§ **Problem details**: Your task is to output the entries below word for word.

-- BEGIN Data records --

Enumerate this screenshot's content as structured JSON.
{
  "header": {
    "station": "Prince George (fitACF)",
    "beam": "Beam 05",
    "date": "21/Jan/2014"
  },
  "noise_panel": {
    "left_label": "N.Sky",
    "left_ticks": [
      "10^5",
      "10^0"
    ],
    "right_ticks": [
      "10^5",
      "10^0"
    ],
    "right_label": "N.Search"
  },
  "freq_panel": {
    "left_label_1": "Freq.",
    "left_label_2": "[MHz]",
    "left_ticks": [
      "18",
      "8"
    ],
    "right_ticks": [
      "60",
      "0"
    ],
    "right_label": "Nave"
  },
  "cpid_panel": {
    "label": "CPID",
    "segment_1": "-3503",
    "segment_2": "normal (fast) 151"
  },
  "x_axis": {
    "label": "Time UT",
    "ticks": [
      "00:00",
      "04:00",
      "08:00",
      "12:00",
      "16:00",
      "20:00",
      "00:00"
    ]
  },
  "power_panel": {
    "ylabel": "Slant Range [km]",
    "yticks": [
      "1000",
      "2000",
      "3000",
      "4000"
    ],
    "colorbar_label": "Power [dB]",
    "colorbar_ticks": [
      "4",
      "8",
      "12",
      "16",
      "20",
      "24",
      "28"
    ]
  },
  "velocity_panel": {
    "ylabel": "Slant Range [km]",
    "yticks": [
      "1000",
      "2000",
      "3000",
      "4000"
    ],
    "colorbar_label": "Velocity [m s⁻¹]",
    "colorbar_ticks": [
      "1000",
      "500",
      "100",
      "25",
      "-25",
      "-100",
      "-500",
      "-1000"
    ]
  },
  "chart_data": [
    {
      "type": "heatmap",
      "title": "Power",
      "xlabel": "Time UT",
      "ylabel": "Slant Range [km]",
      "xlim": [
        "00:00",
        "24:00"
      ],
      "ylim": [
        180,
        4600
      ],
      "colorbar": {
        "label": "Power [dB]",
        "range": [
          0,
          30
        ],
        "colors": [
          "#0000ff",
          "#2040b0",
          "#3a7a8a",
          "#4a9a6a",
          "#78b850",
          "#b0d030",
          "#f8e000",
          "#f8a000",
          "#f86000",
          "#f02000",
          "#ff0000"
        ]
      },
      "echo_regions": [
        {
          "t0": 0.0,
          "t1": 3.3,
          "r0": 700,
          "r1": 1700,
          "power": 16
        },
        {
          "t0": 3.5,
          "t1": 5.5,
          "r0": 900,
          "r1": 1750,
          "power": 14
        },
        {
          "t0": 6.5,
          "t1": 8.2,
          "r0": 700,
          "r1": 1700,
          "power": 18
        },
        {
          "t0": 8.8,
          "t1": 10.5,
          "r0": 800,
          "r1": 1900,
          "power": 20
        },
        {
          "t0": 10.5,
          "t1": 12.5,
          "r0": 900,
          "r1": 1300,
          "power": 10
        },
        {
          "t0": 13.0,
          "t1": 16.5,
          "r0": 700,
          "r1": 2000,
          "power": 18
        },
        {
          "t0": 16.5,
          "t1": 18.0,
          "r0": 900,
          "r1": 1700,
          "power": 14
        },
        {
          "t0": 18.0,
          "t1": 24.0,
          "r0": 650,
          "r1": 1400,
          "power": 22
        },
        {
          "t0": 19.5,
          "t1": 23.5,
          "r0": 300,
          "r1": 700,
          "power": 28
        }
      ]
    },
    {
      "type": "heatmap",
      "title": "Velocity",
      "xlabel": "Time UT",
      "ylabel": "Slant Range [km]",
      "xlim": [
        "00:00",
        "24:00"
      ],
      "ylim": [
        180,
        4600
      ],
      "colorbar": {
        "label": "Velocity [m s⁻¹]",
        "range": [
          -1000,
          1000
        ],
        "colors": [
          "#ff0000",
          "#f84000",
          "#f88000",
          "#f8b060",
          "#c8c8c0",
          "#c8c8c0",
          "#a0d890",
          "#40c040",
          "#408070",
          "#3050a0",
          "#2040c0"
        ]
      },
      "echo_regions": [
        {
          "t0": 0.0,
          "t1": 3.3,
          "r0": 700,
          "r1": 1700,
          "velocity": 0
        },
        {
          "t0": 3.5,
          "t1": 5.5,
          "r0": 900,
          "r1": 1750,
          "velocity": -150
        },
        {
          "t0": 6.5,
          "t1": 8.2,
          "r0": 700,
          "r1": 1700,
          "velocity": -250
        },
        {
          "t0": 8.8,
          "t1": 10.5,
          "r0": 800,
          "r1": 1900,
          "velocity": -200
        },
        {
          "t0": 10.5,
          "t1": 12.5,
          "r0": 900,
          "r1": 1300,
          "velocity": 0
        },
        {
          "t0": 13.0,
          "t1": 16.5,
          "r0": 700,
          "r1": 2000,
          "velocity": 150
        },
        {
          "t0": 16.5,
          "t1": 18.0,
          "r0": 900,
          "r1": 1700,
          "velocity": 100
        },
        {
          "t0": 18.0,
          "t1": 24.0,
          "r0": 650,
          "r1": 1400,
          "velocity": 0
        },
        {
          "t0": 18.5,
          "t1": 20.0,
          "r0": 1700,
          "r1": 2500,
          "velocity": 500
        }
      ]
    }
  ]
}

-- END Data records --

§ **Problem solution**:
Enumerate this screenshot's content as structured JSON.
{
  "header": {
    "station": "Prince George (fitACF)",
    "beam": "Beam 05",
    "date": "21/Jan/2014"
  },
  "noise_panel": {
    "left_label": "N.Sky",
    "left_ticks": [
      "10^5",
      "10^0"
    ],
    "right_ticks": [
      "10^5",
      "10^0"
    ],
    "right_label": "N.Search"
  },
  "freq_panel": {
    "left_label_1": "Freq.",
    "left_label_2": "[MHz]",
    "left_ticks": [
      "18",
      "8"
    ],
    "right_ticks": [
      "60",
      "0"
    ],
    "right_label": "Nave"
  },
  "cpid_panel": {
    "label": "CPID",
    "segment_1": "-3503",
    "segment_2": "normal (fast) 151"
  },
  "x_axis": {
    "label": "Time UT",
    "ticks": [
      "00:00",
      "04:00",
      "08:00",
      "12:00",
      "16:00",
      "20:00",
      "00:00"
    ]
  },
  "power_panel": {
    "ylabel": "Slant Range [km]",
    "yticks": [
      "1000",
      "2000",
      "3000",
      "4000"
    ],
    "colorbar_label": "Power [dB]",
    "colorbar_ticks": [
      "4",
      "8",
      "12",
      "16",
      "20",
      "24",
      "28"
    ]
  },
  "velocity_panel": {
    "ylabel": "Slant Range [km]",
    "yticks": [
      "1000",
      "2000",
      "3000",
      "4000"
    ],
    "colorbar_label": "Velocity [m s⁻¹]",
    "colorbar_ticks": [
      "1000",
      "500",
      "100",
      "25",
      "-25",
      "-100",
      "-500",
      "-1000"
    ]
  },
  "chart_data": [
    {
      "type": "heatmap",
      "title": "Power",
      "xlabel": "Time UT",
      "ylabel": "Slant Range [km]",
      "xlim": [
        "00:00",
        "24:00"
      ],
      "ylim": [
        180,
        4600
      ],
      "colorbar": {
        "label": "Power [dB]",
        "range": [
          0,
          30
        ],
        "colors": [
          "#0000ff",
          "#2040b0",
          "#3a7a8a",
          "#4a9a6a",
          "#78b850",
          "#b0d030",
          "#f8e000",
          "#f8a000",
          "#f86000",
          "#f02000",
          "#ff0000"
        ]
      },
      "echo_regions": [
        {
          "t0": 0.0,
          "t1": 3.3,
          "r0": 700,
          "r1": 1700,
          "power": 16
        },
        {
          "t0": 3.5,
          "t1": 5.5,
          "r0": 900,
          "r1": 1750,
          "power": 14
        },
        {
          "t0": 6.5,
          "t1": 8.2,
          "r0": 700,
          "r1": 1700,
          "power": 18
        },
        {
          "t0": 8.8,
          "t1": 10.5,
          "r0": 800,
          "r1": 1900,
          "power": 20
        },
        {
          "t0": 10.5,
          "t1": 12.5,
          "r0": 900,
          "r1": 1300,
          "power": 10
        },
        {
          "t0": 13.0,
          "t1": 16.5,
          "r0": 700,
          "r1": 2000,
          "power": 18
        },
        {
          "t0": 16.5,
          "t1": 18.0,
          "r0": 900,
          "r1": 1700,
          "power": 14
        },
        {
          "t0": 18.0,
          "t1": 24.0,
          "r0": 650,
          "r1": 1400,
          "power": 22
        },
        {
          "t0": 19.5,
          "t1": 23.5,
          "r0": 300,
          "r1": 700,
          "power": 28
        }
      ]
    },
    {
      "type": "heatmap",
      "title": "Velocity",
      "xlabel": "Time UT",
      "ylabel": "Slant Range [km]",
      "xlim": [
        "00:00",
        "24:00"
      ],
      "ylim": [
        180,
        4600
      ],
      "colorbar": {
        "label": "Velocity [m s⁻¹]",
        "range": [
          -1000,
          1000
        ],
        "colors": [
          "#ff0000",
          "#f84000",
          "#f88000",
          "#f8b060",
          "#c8c8c0",
          "#c8c8c0",
          "#a0d890",
          "#40c040",
          "#408070",
          "#3050a0",
          "#2040c0"
        ]
      },
      "echo_regions": [
        {
          "t0": 0.0,
          "t1": 3.3,
          "r0": 700,
          "r1": 1700,
          "velocity": 0
        },
        {
          "t0": 3.5,
          "t1": 5.5,
          "r0": 900,
          "r1": 1750,
          "velocity": -150
        },
        {
          "t0": 6.5,
          "t1": 8.2,
          "r0": 700,
          "r1": 1700,
          "velocity": -250
        },
        {
          "t0": 8.8,
          "t1": 10.5,
          "r0": 800,
          "r1": 1900,
          "velocity": -200
        },
        {
          "t0": 10.5,
          "t1": 12.5,
          "r0": 900,
          "r1": 1300,
          "velocity": 0
        },
        {
          "t0": 13.0,
          "t1": 16.5,
          "r0": 700,
          "r1": 2000,
          "velocity": 150
        },
        {
          "t0": 16.5,
          "t1": 18.0,
          "r0": 900,
          "r1": 1700,
          "velocity": 100
        },
        {
          "t0": 18.0,
          "t1": 24.0,
          "r0": 650,
          "r1": 1400,
          "velocity": 0
        },
        {
          "t0": 18.5,
          "t1": 20.0,
          "r0": 1700,
          "r1": 2500,
          "velocity": 500
        }
      ]
    }
  ]
}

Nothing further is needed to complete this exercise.